> _What needs to be done_: Would you pull out every line of the material that contains the string "pieve"?

> _Data for this exercise_:
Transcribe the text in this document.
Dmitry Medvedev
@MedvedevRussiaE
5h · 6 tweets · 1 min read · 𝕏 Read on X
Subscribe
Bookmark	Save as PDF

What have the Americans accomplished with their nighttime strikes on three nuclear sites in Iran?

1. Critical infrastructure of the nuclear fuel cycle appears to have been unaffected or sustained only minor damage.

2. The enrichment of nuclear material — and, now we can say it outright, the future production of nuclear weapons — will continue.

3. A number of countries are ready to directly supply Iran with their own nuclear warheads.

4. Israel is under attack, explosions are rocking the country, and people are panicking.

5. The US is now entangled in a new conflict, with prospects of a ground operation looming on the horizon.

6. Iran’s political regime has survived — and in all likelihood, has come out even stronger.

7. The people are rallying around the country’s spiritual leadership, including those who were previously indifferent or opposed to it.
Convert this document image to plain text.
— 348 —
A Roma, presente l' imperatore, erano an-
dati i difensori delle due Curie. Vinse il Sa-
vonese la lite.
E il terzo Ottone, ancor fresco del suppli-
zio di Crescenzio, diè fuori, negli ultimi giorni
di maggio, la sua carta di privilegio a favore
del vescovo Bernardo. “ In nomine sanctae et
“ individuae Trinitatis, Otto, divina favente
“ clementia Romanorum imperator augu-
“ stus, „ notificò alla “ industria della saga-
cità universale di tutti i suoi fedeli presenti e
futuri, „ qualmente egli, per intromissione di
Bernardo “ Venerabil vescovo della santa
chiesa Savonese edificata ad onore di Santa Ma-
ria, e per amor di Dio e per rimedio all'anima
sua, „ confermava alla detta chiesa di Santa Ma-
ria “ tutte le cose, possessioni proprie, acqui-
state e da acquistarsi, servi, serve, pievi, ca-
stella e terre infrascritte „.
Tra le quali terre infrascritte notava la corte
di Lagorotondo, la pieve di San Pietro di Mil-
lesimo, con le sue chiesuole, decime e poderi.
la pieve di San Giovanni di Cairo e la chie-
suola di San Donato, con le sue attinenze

> _The reply_:
di Lagorotondo, la pieve di San Pietro di Mil-
la pieve di San Giovanni di Cairo e la chie-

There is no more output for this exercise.